* **TEXTE RETENU**
━━━━━━━━━━

Histoires d’horreur à Croix-des-Bouquets

Il y a quelques semaines, plusieurs histoires tout-à-fait dégueulasses ont fait surface en Haïti, plus spécifiquement au centre d’entraînement officiel de la FHF, la Fédération Haïtienne de Football, à Croix-des-Bouquets, en banlieue de Port-au-Prince. Le président de la fédération depuis 2000, Yves Jean-Bart, mieux connu sous le nom de Dadou Jean-Bart, aurait agressé sexuellement énormément de jeunes joueuses du centre d’entraînement pendant une très longue période de temps.

Ces histoires ont été dénichées par les journalistes Ed Aarons, Romain Molina et Alex Cizmic et sont sorties dans le média anglais The Guardian le 30 avril dernier. Il y a plusieurs sources qui ont parlé comme quoi Dadou aurait carrément forcé des joueuses à avoir des relations sexuelles avec lui. L’enquête évoque des témoignages des cinq dernières années, mais on peut penser que les agissements s’étendent depuis l’arrivée de Dadou à la tête de la fédération, il y a de cela 20 ans. Les victimes, elles, selon Romain Molina, se dénombreraient en centaines.

Certaines joueuses affirment même qu’on les a forcées à se faire avorter. En Haïti, Dadou Jean-Bart est un homme extrêmement puissant. C’est une des raisons pour lesquelles ces histoires ont mis autant de temps à être découvertes.

Stratagèmes et systèmes mis en place

Selon quelques témoignages, il y aurait de véritables stratagèmes, ou plutôt des agissements répétitifs impliquant plusieurs personnes pour réussir à piéger les joueuses. Par exemple, on a dit qu’il y avait une dame qui prenait une joueuse à part pour lui dire qu’elle allait devoir quitter le centre pour une quelconque raison. La joueuse, évidemment triste, se demandait pourquoi et ce qu’elle devait faire pour rester. La dame disait qu’elle pouvait lui offrir un entretien avec Dadou et qu’il y avait un moyen qu’elle reste au centre d’entraînement.

Cela est un des moyens parmi tant d’autres pour berner les joueuses. Il faut aussi savoir que la grande majorité des jeunes qui arrivent à ce centre de formation sont extrêmement vulnérables et que les conditions de vie à Croix-des-Bouquets, quoique dégueulasses, sont souvent mieux que celles qu’avait la joueuse avant. Dadou n’agissait donc pas seul. Il y avait témoins et complices de ses agissements.

Étonnamment et heureusement, cette histoire-là a fait assez de bruit pour faire bouger les choses. Cela a pris quelques semaines, mais avec le travail acharné des journalistes qui ont déniché les histoires, le NY Times a réussi à en parler et ça a fait beaucoup d’écho en Haïti.

━━━━━━━━━━

* **ENREGISTREMENTS**
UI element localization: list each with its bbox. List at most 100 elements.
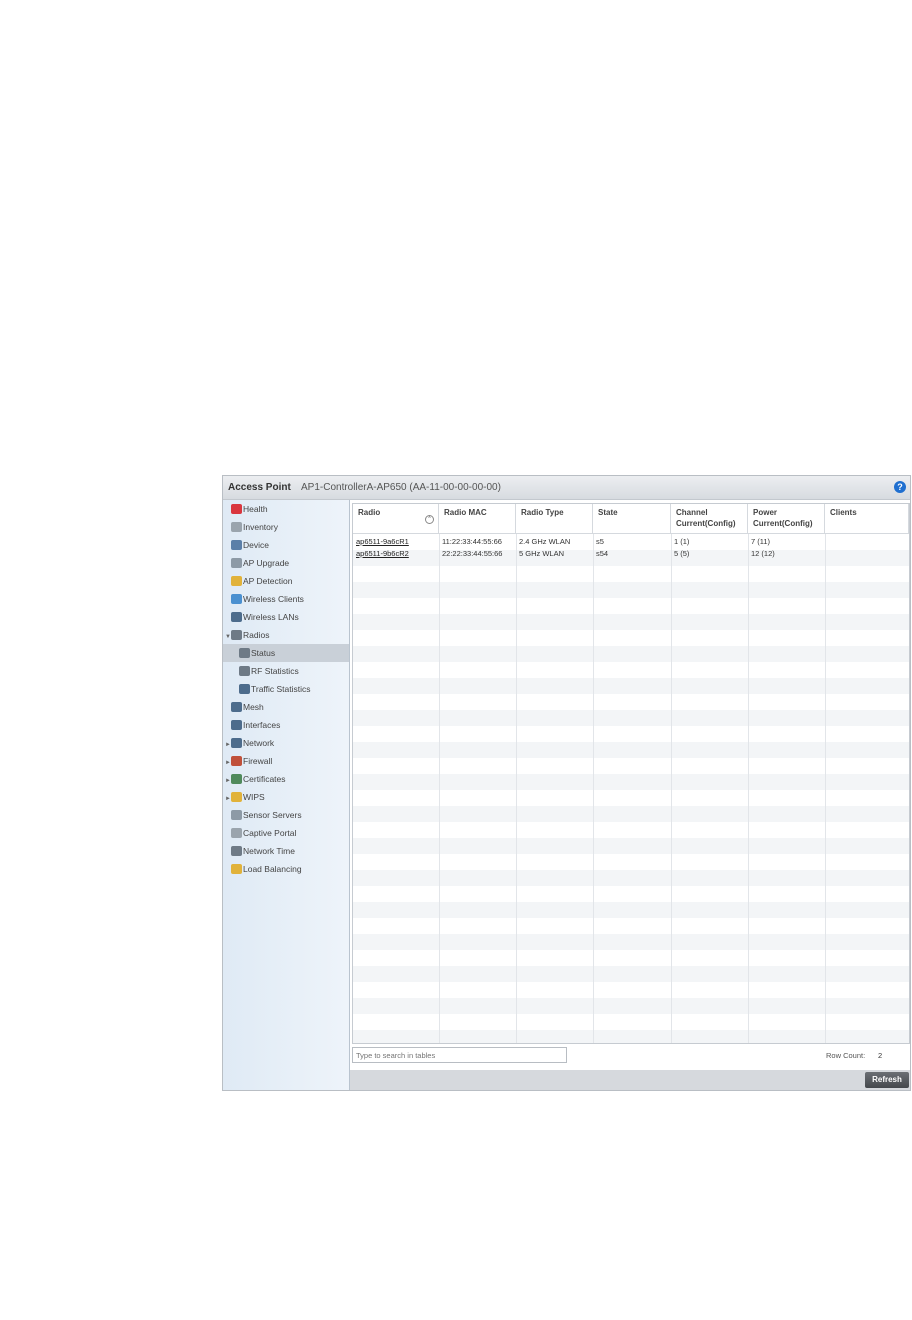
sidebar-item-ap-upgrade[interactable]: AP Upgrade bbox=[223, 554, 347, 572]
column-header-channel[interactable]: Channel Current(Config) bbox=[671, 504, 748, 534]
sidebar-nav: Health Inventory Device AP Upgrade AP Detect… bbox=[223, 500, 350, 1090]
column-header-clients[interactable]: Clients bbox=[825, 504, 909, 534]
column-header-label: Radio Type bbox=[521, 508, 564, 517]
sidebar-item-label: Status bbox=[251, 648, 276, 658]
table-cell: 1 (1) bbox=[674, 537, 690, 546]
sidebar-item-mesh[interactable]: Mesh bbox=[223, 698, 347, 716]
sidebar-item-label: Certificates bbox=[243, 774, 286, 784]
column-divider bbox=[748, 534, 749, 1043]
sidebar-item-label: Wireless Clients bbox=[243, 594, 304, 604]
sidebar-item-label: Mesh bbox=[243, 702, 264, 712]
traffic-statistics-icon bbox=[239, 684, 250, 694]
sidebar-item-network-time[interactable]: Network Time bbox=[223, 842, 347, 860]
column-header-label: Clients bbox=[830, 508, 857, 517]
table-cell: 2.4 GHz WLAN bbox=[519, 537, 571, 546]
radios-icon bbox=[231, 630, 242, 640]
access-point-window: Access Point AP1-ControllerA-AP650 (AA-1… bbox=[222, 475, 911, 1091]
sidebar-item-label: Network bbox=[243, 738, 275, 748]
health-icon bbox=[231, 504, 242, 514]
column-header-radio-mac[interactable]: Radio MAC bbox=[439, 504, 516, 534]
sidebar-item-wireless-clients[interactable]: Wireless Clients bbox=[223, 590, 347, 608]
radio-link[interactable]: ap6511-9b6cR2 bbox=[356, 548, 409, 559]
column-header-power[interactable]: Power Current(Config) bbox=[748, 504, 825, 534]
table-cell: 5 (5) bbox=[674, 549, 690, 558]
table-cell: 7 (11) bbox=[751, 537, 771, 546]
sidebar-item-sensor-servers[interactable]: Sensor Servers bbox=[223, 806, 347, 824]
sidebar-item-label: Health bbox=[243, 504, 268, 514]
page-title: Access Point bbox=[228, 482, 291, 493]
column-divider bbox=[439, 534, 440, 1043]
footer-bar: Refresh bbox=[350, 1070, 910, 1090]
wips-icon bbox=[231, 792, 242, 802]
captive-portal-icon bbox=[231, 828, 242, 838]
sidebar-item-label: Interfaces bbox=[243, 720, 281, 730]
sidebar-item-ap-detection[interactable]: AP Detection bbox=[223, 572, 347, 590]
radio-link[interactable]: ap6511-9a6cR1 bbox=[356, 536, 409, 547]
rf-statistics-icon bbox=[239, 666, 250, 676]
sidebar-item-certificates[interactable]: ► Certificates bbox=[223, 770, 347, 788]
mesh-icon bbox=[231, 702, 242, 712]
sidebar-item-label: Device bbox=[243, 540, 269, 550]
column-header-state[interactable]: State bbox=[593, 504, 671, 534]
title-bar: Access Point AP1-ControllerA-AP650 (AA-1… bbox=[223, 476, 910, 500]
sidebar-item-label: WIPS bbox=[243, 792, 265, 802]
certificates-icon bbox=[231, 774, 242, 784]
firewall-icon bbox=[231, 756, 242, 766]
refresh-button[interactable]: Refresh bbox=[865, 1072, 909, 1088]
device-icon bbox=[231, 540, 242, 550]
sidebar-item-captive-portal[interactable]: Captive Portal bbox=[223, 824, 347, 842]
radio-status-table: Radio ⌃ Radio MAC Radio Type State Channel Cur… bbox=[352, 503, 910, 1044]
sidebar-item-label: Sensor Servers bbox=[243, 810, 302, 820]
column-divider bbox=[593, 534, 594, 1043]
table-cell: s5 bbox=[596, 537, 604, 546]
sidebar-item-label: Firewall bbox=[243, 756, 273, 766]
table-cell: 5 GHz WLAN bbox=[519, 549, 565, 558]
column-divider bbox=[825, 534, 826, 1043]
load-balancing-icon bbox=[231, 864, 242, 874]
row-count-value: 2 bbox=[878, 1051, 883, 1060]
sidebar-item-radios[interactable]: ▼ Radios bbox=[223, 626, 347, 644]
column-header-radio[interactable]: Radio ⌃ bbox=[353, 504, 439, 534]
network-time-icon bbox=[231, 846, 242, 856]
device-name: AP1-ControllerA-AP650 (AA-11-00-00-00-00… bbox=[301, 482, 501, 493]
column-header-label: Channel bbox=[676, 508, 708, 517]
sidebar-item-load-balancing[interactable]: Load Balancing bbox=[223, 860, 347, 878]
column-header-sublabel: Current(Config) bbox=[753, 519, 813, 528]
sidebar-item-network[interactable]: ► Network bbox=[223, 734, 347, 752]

━━━━━━━━━━

* **CONSIGNES DE L'EXERCICE**
1. Remplacez « journalistes » par « reporters » en recopiant le passage de l'article sur Croix-des-Bouquets qui commence aux mots « Ces histoires ont été » et s'arrête après les mots « à être découvertes. ».
2. Citez à l'identique les lignes des enregistrements, en commençant à la ligne qui contient « sidebar-item-ap-upgrade[interactable]: AP Upgrade » et en vous arrêtant après celle qui contient « rf-statistics-icon bbox=[239, 666, 250, 676] ».
L'article et les enregistrements n'ont aucun lien entre eux.

* **RÉPONSES DE L'EXERCICE**
1.
Ces histoires ont été dénichées par les reporters Ed Aarons, Romain Molina et Alex Cizmic et sont sorties dans le média anglais The Guardian le 30 avril dernier. Il y a plusieurs sources qui ont parlé comme quoi Dadou aurait carrément forcé des joueuses à avoir des relations sexuelles avec lui. L’enquête évoque des témoignages des cinq dernières années, mais on peut penser que les agissements s’étendent depuis l’arrivée de Dadou à la tête de la fédération, il y a de cela 20 ans. Les victimes, elles, selon Romain Molina, se dénombreraient en centaines.

Certaines joueuses affirment même qu’on les a forcées à se faire avorter. En Haïti, Dadou Jean-Bart est un homme extrêmement puissant. C’est une des raisons pour lesquelles ces histoires ont mis autant de temps à être découvertes.

2.
sidebar-item-ap-upgrade[interactable]: AP Upgrade bbox=[223, 554, 347, 572]
column-header-channel[interactable]: Channel Current(Config) bbox=[671, 504, 748, 534]
sidebar-nav: Health Inventory Device AP Upgrade AP Detect… bbox=[223, 500, 350, 1090]
column-header-clients[interactable]: Clients bbox=[825, 504, 909, 534]
column-header-label: Radio Type bbox=[521, 508, 564, 517]
sidebar-item-label: Status bbox=[251, 648, 276, 658]
table-cell: 1 (1) bbox=[674, 537, 690, 546]
sidebar-item-mesh[interactable]: Mesh bbox=[223, 698, 347, 716]
sidebar-item-label: Certificates bbox=[243, 774, 286, 784]
column-divider bbox=[748, 534, 749, 1043]
sidebar-item-label: Wireless Clients bbox=[243, 594, 304, 604]
sidebar-item-label: Mesh bbox=[243, 702, 264, 712]
traffic-statistics-icon bbox=[239, 684, 250, 694]
sidebar-item-network-time[interactable]: Network Time bbox=[223, 842, 347, 860]
column-header-label: Clients bbox=[830, 508, 857, 517]
table-cell: 2.4 GHz WLAN bbox=[519, 537, 571, 546]
radios-icon bbox=[231, 630, 242, 640]
access-point-window: Access Point AP1-ControllerA-AP650 (AA-1… bbox=[222, 475, 911, 1091]
sidebar-item-label: Network bbox=[243, 738, 275, 748]
health-icon bbox=[231, 504, 242, 514]
column-header-radio-mac[interactable]: Radio MAC bbox=[439, 504, 516, 534]
sidebar-item-wireless-clients[interactable]: Wireless Clients bbox=[223, 590, 347, 608]
radio-link[interactable]: ap6511-9b6cR2 bbox=[356, 548, 409, 559]
column-header-power[interactable]: Power Current(Config) bbox=[748, 504, 825, 534]
table-cell: 5 (5) bbox=[674, 549, 690, 558]
table-cell: 7 (11) bbox=[751, 537, 771, 546]
sidebar-item-sensor-servers[interactable]: Sensor Servers bbox=[223, 806, 347, 824]
sidebar-item-label: Health bbox=[243, 504, 268, 514]
page-title: Access Point bbox=[228, 482, 291, 493]
column-divider bbox=[439, 534, 440, 1043]
footer-bar: Refresh bbox=[350, 1070, 910, 1090]
wips-icon bbox=[231, 792, 242, 802]
captive-portal-icon bbox=[231, 828, 242, 838]
sidebar-item-label: Interfaces bbox=[243, 720, 281, 730]
sidebar-item-ap-detection[interactable]: AP Detection bbox=[223, 572, 347, 590]
radio-link[interactable]: ap6511-9a6cR1 bbox=[356, 536, 409, 547]
rf-statistics-icon bbox=[239, 666, 250, 676]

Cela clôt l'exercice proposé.